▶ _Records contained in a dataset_

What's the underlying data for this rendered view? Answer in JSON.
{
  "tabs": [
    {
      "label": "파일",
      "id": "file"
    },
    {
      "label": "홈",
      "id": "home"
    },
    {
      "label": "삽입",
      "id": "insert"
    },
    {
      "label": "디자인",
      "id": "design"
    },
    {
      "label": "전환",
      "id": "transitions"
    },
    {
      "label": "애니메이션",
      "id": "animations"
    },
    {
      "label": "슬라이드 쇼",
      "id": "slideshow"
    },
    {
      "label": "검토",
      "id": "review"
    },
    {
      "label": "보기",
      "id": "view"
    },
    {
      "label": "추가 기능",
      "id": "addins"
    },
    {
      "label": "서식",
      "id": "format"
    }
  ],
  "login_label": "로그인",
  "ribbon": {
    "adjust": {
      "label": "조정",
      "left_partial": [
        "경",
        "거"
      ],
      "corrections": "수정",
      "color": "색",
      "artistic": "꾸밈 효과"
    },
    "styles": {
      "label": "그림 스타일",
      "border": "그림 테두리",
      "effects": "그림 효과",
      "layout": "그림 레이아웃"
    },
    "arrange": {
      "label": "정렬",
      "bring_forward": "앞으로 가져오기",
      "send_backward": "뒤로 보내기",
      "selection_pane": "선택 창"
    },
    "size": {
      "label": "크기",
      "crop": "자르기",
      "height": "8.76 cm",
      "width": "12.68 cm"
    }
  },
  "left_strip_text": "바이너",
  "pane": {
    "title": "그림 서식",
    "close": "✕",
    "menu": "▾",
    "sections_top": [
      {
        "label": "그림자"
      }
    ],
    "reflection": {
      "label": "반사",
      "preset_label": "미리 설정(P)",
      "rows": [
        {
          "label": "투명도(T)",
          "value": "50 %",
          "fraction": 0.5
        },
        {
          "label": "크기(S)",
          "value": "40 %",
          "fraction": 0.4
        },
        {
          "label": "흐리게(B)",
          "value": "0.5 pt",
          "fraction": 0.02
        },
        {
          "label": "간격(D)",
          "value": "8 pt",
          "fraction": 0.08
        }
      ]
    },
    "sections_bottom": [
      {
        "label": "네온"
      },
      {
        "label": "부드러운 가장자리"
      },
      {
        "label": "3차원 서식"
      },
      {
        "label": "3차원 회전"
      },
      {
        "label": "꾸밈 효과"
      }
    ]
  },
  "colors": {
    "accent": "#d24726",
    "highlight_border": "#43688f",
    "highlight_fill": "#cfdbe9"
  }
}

▶ _GOAL OF THE EXERCISE_
Each line of the listing above should be output exactly.

▶ _RESULT FOR THIS EXERCISE_
What's the underlying data for this rendered view? Answer in JSON.
{
  "tabs": [
    {
      "label": "파일",
      "id": "file"
    },
    {
      "label": "홈",
      "id": "home"
    },
    {
      "label": "삽입",
      "id": "insert"
    },
    {
      "label": "디자인",
      "id": "design"
    },
    {
      "label": "전환",
      "id": "transitions"
    },
    {
      "label": "애니메이션",
      "id": "animations"
    },
    {
      "label": "슬라이드 쇼",
      "id": "slideshow"
    },
    {
      "label": "검토",
      "id": "review"
    },
    {
      "label": "보기",
      "id": "view"
    },
    {
      "label": "추가 기능",
      "id": "addins"
    },
    {
      "label": "서식",
      "id": "format"
    }
  ],
  "login_label": "로그인",
  "ribbon": {
    "adjust": {
      "label": "조정",
      "left_partial": [
        "경",
        "거"
      ],
      "corrections": "수정",
      "color": "색",
      "artistic": "꾸밈 효과"
    },
    "styles": {
      "label": "그림 스타일",
      "border": "그림 테두리",
      "effects": "그림 효과",
      "layout": "그림 레이아웃"
    },
    "arrange": {
      "label": "정렬",
      "bring_forward": "앞으로 가져오기",
      "send_backward": "뒤로 보내기",
      "selection_pane": "선택 창"
    },
    "size": {
      "label": "크기",
      "crop": "자르기",
      "height": "8.76 cm",
      "width": "12.68 cm"
    }
  },
  "left_strip_text": "바이너",
  "pane": {
    "title": "그림 서식",
    "close": "✕",
    "menu": "▾",
    "sections_top": [
      {
        "label": "그림자"
      }
    ],
    "reflection": {
      "label": "반사",
      "preset_label": "미리 설정(P)",
      "rows": [
        {
          "label": "투명도(T)",
          "value": "50 %",
          "fraction": 0.5
        },
        {
          "label": "크기(S)",
          "value": "40 %",
          "fraction": 0.4
        },
        {
          "label": "흐리게(B)",
          "value": "0.5 pt",
          "fraction": 0.02
        },
        {
          "label": "간격(D)",
          "value": "8 pt",
          "fraction": 0.08
        }
      ]
    },
    "sections_bottom": [
      {
        "label": "네온"
      },
      {
        "label": "부드러운 가장자리"
      },
      {
        "label": "3차원 서식"
      },
      {
        "label": "3차원 회전"
      },
      {
        "label": "꾸밈 효과"
      }
    ]
  },
  "colors": {
    "accent": "#d24726",
    "highlight_border": "#43688f",
    "highlight_fill": "#cfdbe9"
  }
}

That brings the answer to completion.